▶ **GIVEN PROBLEM**
Write out all of the entries exactly as given.

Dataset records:

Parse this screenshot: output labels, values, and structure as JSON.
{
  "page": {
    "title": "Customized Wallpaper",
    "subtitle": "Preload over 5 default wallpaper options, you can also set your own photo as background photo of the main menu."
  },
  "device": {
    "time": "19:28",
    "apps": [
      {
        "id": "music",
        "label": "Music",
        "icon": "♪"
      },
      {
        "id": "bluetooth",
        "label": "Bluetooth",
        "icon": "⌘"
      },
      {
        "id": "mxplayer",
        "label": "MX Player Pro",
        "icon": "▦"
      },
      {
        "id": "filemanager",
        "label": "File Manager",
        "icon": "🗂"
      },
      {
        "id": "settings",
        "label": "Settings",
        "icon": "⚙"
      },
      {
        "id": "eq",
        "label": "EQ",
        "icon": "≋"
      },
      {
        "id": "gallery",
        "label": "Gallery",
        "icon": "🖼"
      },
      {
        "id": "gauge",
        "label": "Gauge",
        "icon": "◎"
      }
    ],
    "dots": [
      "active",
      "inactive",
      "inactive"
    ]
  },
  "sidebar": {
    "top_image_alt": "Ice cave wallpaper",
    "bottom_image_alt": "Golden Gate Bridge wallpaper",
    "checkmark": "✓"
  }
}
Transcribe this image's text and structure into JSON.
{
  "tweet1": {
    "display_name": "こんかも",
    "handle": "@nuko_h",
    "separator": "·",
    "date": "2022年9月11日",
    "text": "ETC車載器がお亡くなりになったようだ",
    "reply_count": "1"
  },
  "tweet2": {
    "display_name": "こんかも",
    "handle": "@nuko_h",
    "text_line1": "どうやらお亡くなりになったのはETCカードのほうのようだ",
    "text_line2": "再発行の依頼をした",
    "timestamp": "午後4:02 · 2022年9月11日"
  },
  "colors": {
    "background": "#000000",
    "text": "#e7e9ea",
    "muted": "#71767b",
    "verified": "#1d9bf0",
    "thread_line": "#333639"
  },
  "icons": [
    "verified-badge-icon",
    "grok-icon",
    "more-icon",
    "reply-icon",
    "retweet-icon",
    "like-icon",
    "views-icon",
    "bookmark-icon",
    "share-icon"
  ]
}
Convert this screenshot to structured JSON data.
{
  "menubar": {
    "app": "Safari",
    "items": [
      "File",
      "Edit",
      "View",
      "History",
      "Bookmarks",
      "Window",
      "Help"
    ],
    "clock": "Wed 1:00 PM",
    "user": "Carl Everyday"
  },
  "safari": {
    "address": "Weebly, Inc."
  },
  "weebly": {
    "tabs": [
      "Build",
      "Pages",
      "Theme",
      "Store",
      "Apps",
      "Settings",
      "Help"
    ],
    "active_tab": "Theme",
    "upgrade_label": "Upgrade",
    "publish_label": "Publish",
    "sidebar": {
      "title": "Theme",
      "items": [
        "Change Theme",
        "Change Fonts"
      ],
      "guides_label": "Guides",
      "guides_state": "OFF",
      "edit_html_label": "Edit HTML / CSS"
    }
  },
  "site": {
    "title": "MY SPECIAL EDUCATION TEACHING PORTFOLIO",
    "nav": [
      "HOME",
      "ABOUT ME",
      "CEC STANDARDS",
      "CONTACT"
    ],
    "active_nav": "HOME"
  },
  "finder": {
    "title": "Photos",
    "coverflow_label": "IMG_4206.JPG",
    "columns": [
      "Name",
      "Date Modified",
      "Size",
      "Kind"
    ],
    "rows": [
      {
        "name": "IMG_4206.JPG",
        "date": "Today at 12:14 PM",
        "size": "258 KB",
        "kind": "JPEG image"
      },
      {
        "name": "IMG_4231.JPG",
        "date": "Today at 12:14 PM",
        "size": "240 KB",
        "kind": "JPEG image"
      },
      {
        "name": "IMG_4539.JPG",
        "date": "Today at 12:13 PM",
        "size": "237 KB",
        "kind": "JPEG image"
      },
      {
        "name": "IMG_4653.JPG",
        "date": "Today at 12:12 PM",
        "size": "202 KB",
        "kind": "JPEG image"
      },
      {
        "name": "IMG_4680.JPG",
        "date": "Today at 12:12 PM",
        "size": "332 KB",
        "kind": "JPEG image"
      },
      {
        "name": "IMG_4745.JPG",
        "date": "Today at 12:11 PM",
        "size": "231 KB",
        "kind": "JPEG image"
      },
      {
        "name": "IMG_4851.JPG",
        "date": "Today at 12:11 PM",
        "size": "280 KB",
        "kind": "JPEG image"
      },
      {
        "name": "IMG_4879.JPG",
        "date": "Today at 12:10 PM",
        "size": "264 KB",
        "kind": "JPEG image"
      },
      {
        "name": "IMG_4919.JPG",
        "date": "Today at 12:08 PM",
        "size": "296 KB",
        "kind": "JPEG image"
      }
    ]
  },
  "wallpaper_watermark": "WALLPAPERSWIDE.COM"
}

▶ **FINISHED TASK**
Parse this screenshot: output labels, values, and structure as JSON.
{
  "page": {
    "title": "Customized Wallpaper",
    "subtitle": "Preload over 5 default wallpaper options, you can also set your own photo as background photo of the main menu."
  },
  "device": {
    "time": "19:28",
    "apps": [
      {
        "id": "music",
        "label": "Music",
        "icon": "♪"
      },
      {
        "id": "bluetooth",
        "label": "Bluetooth",
        "icon": "⌘"
      },
      {
        "id": "mxplayer",
        "label": "MX Player Pro",
        "icon": "▦"
      },
      {
        "id": "filemanager",
        "label": "File Manager",
        "icon": "🗂"
      },
      {
        "id": "settings",
        "label": "Settings",
        "icon": "⚙"
      },
      {
        "id": "eq",
        "label": "EQ",
        "icon": "≋"
      },
      {
        "id": "gallery",
        "label": "Gallery",
        "icon": "🖼"
      },
      {
        "id": "gauge",
        "label": "Gauge",
        "icon": "◎"
      }
    ],
    "dots": [
      "active",
      "inactive",
      "inactive"
    ]
  },
  "sidebar": {
    "top_image_alt": "Ice cave wallpaper",
    "bottom_image_alt": "Golden Gate Bridge wallpaper",
    "checkmark": "✓"
  }
}
Transcribe this image's text and structure into JSON.
{
  "tweet1": {
    "display_name": "こんかも",
    "handle": "@nuko_h",
    "separator": "·",
    "date": "2022年9月11日",
    "text": "ETC車載器がお亡くなりになったようだ",
    "reply_count": "1"
  },
  "tweet2": {
    "display_name": "こんかも",
    "handle": "@nuko_h",
    "text_line1": "どうやらお亡くなりになったのはETCカードのほうのようだ",
    "text_line2": "再発行の依頼をした",
    "timestamp": "午後4:02 · 2022年9月11日"
  },
  "colors": {
    "background": "#000000",
    "text": "#e7e9ea",
    "muted": "#71767b",
    "verified": "#1d9bf0",
    "thread_line": "#333639"
  },
  "icons": [
    "verified-badge-icon",
    "grok-icon",
    "more-icon",
    "reply-icon",
    "retweet-icon",
    "like-icon",
    "views-icon",
    "bookmark-icon",
    "share-icon"
  ]
}
Convert this screenshot to structured JSON data.
{
  "menubar": {
    "app": "Safari",
    "items": [
      "File",
      "Edit",
      "View",
      "History",
      "Bookmarks",
      "Window",
      "Help"
    ],
    "clock": "Wed 1:00 PM",
    "user": "Carl Everyday"
  },
  "safari": {
    "address": "Weebly, Inc."
  },
  "weebly": {
    "tabs": [
      "Build",
      "Pages",
      "Theme",
      "Store",
      "Apps",
      "Settings",
      "Help"
    ],
    "active_tab": "Theme",
    "upgrade_label": "Upgrade",
    "publish_label": "Publish",
    "sidebar": {
      "title": "Theme",
      "items": [
        "Change Theme",
        "Change Fonts"
      ],
      "guides_label": "Guides",
      "guides_state": "OFF",
      "edit_html_label": "Edit HTML / CSS"
    }
  },
  "site": {
    "title": "MY SPECIAL EDUCATION TEACHING PORTFOLIO",
    "nav": [
      "HOME",
      "ABOUT ME",
      "CEC STANDARDS",
      "CONTACT"
    ],
    "active_nav": "HOME"
  },
  "finder": {
    "title": "Photos",
    "coverflow_label": "IMG_4206.JPG",
    "columns": [
      "Name",
      "Date Modified",
      "Size",
      "Kind"
    ],
    "rows": [
      {
        "name": "IMG_4206.JPG",
        "date": "Today at 12:14 PM",
        "size": "258 KB",
        "kind": "JPEG image"
      },
      {
        "name": "IMG_4231.JPG",
        "date": "Today at 12:14 PM",
        "size": "240 KB",
        "kind": "JPEG image"
      },
      {
        "name": "IMG_4539.JPG",
        "date": "Today at 12:13 PM",
        "size": "237 KB",
        "kind": "JPEG image"
      },
      {
        "name": "IMG_4653.JPG",
        "date": "Today at 12:12 PM",
        "size": "202 KB",
        "kind": "JPEG image"
      },
      {
        "name": "IMG_4680.JPG",
        "date": "Today at 12:12 PM",
        "size": "332 KB",
        "kind": "JPEG image"
      },
      {
        "name": "IMG_4745.JPG",
        "date": "Today at 12:11 PM",
        "size": "231 KB",
        "kind": "JPEG image"
      },
      {
        "name": "IMG_4851.JPG",
        "date": "Today at 12:11 PM",
        "size": "280 KB",
        "kind": "JPEG image"
      },
      {
        "name": "IMG_4879.JPG",
        "date": "Today at 12:10 PM",
        "size": "264 KB",
        "kind": "JPEG image"
      },
      {
        "name": "IMG_4919.JPG",
        "date": "Today at 12:08 PM",
        "size": "296 KB",
        "kind": "JPEG image"
      }
    ]
  },
  "wallpaper_watermark": "WALLPAPERSWIDE.COM"
}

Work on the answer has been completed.